What you have to do:
Identify each line of the data below that contains the string "References". Matches must agree in case.

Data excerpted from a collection
────────

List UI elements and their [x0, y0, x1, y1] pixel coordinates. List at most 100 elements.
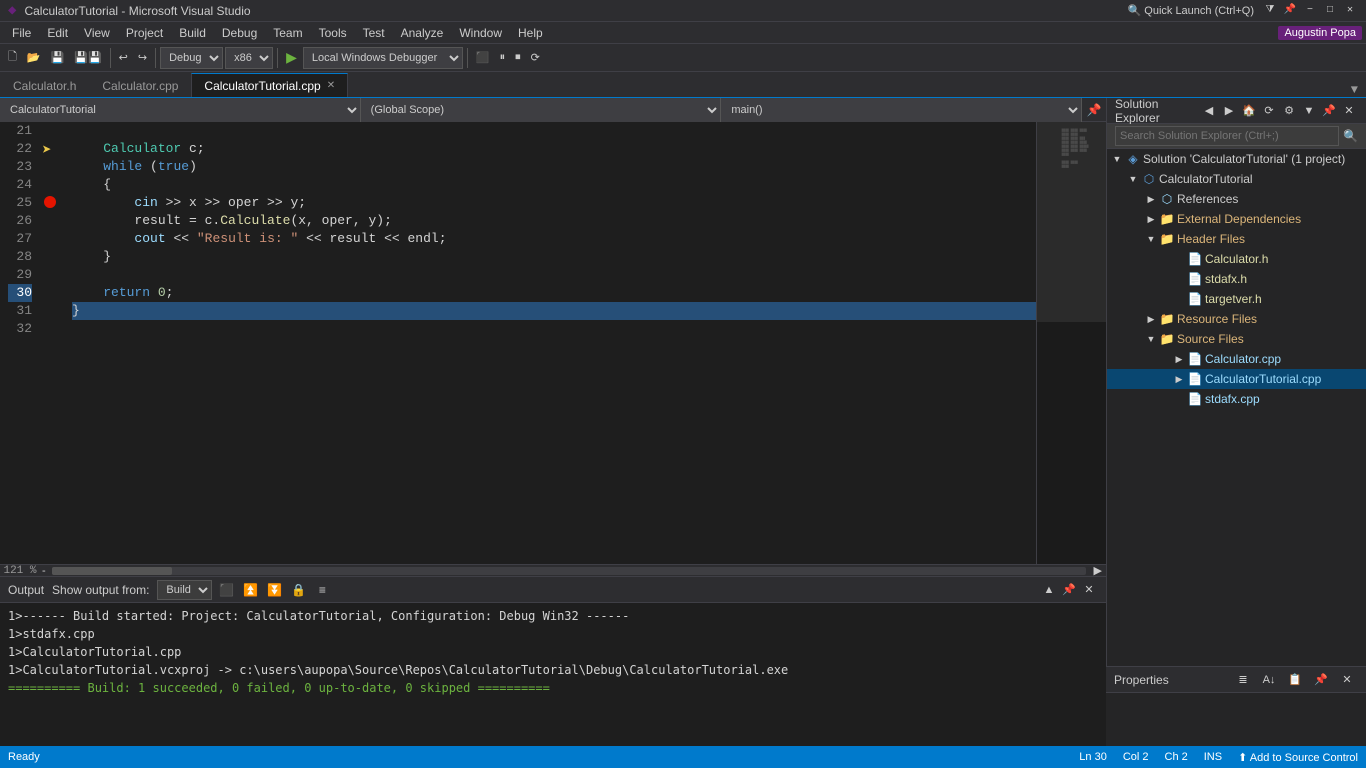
se-settings-btn[interactable]: ⚙ — [1280, 102, 1298, 120]
se-close-btn[interactable]: ✕ — [1340, 102, 1358, 120]
debug-config-dropdown[interactable]: Debug — [160, 47, 223, 69]
menu-project[interactable]: Project — [118, 24, 171, 42]
solution-icon: ◈ — [1125, 151, 1141, 167]
tab-overflow-btn[interactable]: ▼ — [1343, 83, 1366, 97]
code-area[interactable]: 21 22 23 24 25 26 27 28 29 30 31 32 — [0, 122, 1036, 564]
se-search-input[interactable] — [1115, 126, 1339, 146]
nav-function-dropdown[interactable]: main() — [721, 98, 1082, 122]
tree-solution[interactable]: ▼ ◈ Solution 'CalculatorTutorial' (1 pro… — [1107, 149, 1366, 169]
output-clear-btn[interactable]: ⬛ — [216, 580, 236, 600]
props-alphabetical-btn[interactable]: A↓ — [1258, 669, 1280, 691]
toolbar-btn-5[interactable]: ⬛ — [472, 47, 494, 69]
code-lines[interactable]: Calculator c; while (true) { cin >> x >>… — [64, 122, 1036, 564]
resource-files-icon: 📁 — [1159, 311, 1175, 327]
menu-view[interactable]: View — [76, 24, 118, 42]
h-scroll-track[interactable] — [52, 567, 1086, 575]
menu-file[interactable]: File — [4, 24, 39, 42]
output-btn-3[interactable]: ⏬ — [264, 580, 284, 600]
se-home-btn[interactable]: 🏠 — [1240, 102, 1258, 120]
tree-source-files[interactable]: ▼ 📁 Source Files — [1107, 329, 1366, 349]
properties-panel: Properties ≣ A↓ 📋 📌 ✕ — [1106, 666, 1366, 746]
nav-pin-btn[interactable]: 📌 — [1082, 98, 1106, 122]
save-btn[interactable]: 💾 — [47, 47, 69, 69]
menu-team[interactable]: Team — [265, 24, 310, 42]
tree-arrow-headers: ▼ — [1143, 234, 1159, 244]
se-toolbar: ◀ ▶ 🏠 ⟳ ⚙ ▼ 📌 ✕ — [1200, 102, 1358, 120]
platform-dropdown[interactable]: x86 — [225, 47, 273, 69]
user-badge[interactable]: Augustin Popa — [1278, 26, 1362, 40]
tree-file-targetver-h[interactable]: 📄 targetver.h — [1107, 289, 1366, 309]
tree-project[interactable]: ▼ ⬡ CalculatorTutorial — [1107, 169, 1366, 189]
props-pages-btn[interactable]: 📋 — [1284, 669, 1306, 691]
output-controls: Output Show output from: Build ⬛ ⏫ ⏬ 🔒 ≡ — [8, 580, 332, 600]
menu-edit[interactable]: Edit — [39, 24, 76, 42]
props-pin-btn[interactable]: 📌 — [1310, 669, 1332, 691]
menu-help[interactable]: Help — [510, 24, 551, 42]
references-label: References — [1177, 192, 1238, 206]
output-collapse-btn[interactable]: ▲ — [1040, 581, 1058, 599]
tab-calculator-cpp[interactable]: Calculator.cpp — [89, 73, 191, 97]
nav-global-scope-dropdown[interactable]: (Global Scope) — [361, 98, 722, 122]
redo-btn[interactable]: ↪ — [134, 47, 151, 69]
tree-file-stdafx-cpp[interactable]: 📄 stdafx.cpp — [1107, 389, 1366, 409]
tree-file-calculator-h[interactable]: 📄 Calculator.h — [1107, 249, 1366, 269]
start-debug-btn[interactable]: ▶ — [282, 49, 301, 66]
new-project-btn[interactable]: 🗋 — [4, 47, 21, 69]
tree-arrow-solution: ▼ — [1109, 154, 1125, 164]
output-source-select[interactable]: Build — [157, 580, 212, 600]
tab-calculator-h[interactable]: Calculator.h — [0, 73, 89, 97]
props-close-btn[interactable]: ✕ — [1336, 669, 1358, 691]
se-back-btn[interactable]: ◀ — [1200, 102, 1218, 120]
menu-build[interactable]: Build — [171, 24, 214, 42]
menu-test[interactable]: Test — [355, 24, 393, 42]
tree-file-stdafx-h[interactable]: 📄 stdafx.h — [1107, 269, 1366, 289]
close-button[interactable]: ✕ — [1342, 3, 1358, 19]
tree-references[interactable]: ▶ ⬡ References — [1107, 189, 1366, 209]
output-content[interactable]: 1>------ Build started: Project: Calcula… — [0, 603, 1106, 746]
tree-arrow-ct-cpp: ▶ — [1171, 374, 1187, 385]
undo-btn[interactable]: ↩ — [115, 47, 132, 69]
tree-external-deps[interactable]: ▶ 📁 External Dependencies — [1107, 209, 1366, 229]
tree-file-calculator-cpp[interactable]: ▶ 📄 Calculator.cpp — [1107, 349, 1366, 369]
output-btn-5[interactable]: ≡ — [312, 580, 332, 600]
toolbar-btn-7[interactable]: ⏹ — [511, 47, 525, 69]
nav-scope-dropdown[interactable]: CalculatorTutorial — [0, 98, 361, 122]
props-categorized-btn[interactable]: ≣ — [1232, 669, 1254, 691]
toolbar-btn-6[interactable]: ⏸ — [496, 47, 510, 69]
menu-tools[interactable]: Tools — [311, 24, 355, 42]
output-btn-4[interactable]: 🔒 — [288, 580, 308, 600]
tree-header-files[interactable]: ▼ 📁 Header Files — [1107, 229, 1366, 249]
output-pin-btn[interactable]: 📌 — [1060, 581, 1078, 599]
toolbar-btn-8[interactable]: ⟳ — [527, 47, 544, 69]
open-btn[interactable]: 📂 — [23, 47, 45, 69]
save-all-btn[interactable]: 💾💾 — [70, 47, 105, 69]
pin-icon[interactable]: 📌 — [1282, 3, 1298, 19]
maximize-button[interactable]: □ — [1322, 3, 1338, 19]
h-scroll-area[interactable]: 121 % - ▶ — [0, 564, 1106, 576]
minimize-button[interactable]: − — [1302, 3, 1318, 19]
tree-file-calculatortutorial-cpp[interactable]: ▶ 📄 CalculatorTutorial.cpp — [1107, 369, 1366, 389]
status-source-control[interactable]: ⬆ Add to Source Control — [1238, 751, 1358, 764]
title-bar: ◆ CalculatorTutorial - Microsoft Visual … — [0, 0, 1366, 22]
tab-close-btn[interactable]: ✕ — [327, 80, 335, 91]
tree-resource-files[interactable]: ▶ 📁 Resource Files — [1107, 309, 1366, 329]
status-line: Ln 30 — [1079, 751, 1107, 763]
header-files-icon: 📁 — [1159, 231, 1175, 247]
se-sync-btn[interactable]: ⟳ — [1260, 102, 1278, 120]
right-panels: Solution Explorer ◀ ▶ 🏠 ⟳ ⚙ ▼ 📌 ✕ 🔍 — [1106, 98, 1366, 746]
output-line-1: 1>------ Build started: Project: Calcula… — [8, 607, 1098, 625]
output-close-btn[interactable]: ✕ — [1080, 581, 1098, 599]
zoom-level[interactable]: 121 % — [0, 565, 40, 577]
h-scroll-thumb[interactable] — [52, 567, 172, 575]
filter-icon[interactable]: ⧩ — [1262, 3, 1278, 19]
tab-calculatortutorial-cpp[interactable]: CalculatorTutorial.cpp ✕ — [191, 73, 348, 97]
menu-debug[interactable]: Debug — [214, 24, 265, 42]
properties-header: Properties ≣ A↓ 📋 📌 ✕ — [1106, 667, 1366, 693]
output-btn-2[interactable]: ⏫ — [240, 580, 260, 600]
se-pin-btn[interactable]: 📌 — [1320, 102, 1338, 120]
se-forward-btn[interactable]: ▶ — [1220, 102, 1238, 120]
se-filter-btn[interactable]: ▼ — [1300, 102, 1318, 120]
menu-analyze[interactable]: Analyze — [393, 24, 452, 42]
debug-target-dropdown[interactable]: Local Windows Debugger — [303, 47, 463, 69]
menu-window[interactable]: Window — [451, 24, 510, 42]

────────

Exercise result:
references-label: References — [1177, 192, 1238, 206]
tree-references[interactable]: ▶ ⬡ References — [1107, 189, 1366, 209]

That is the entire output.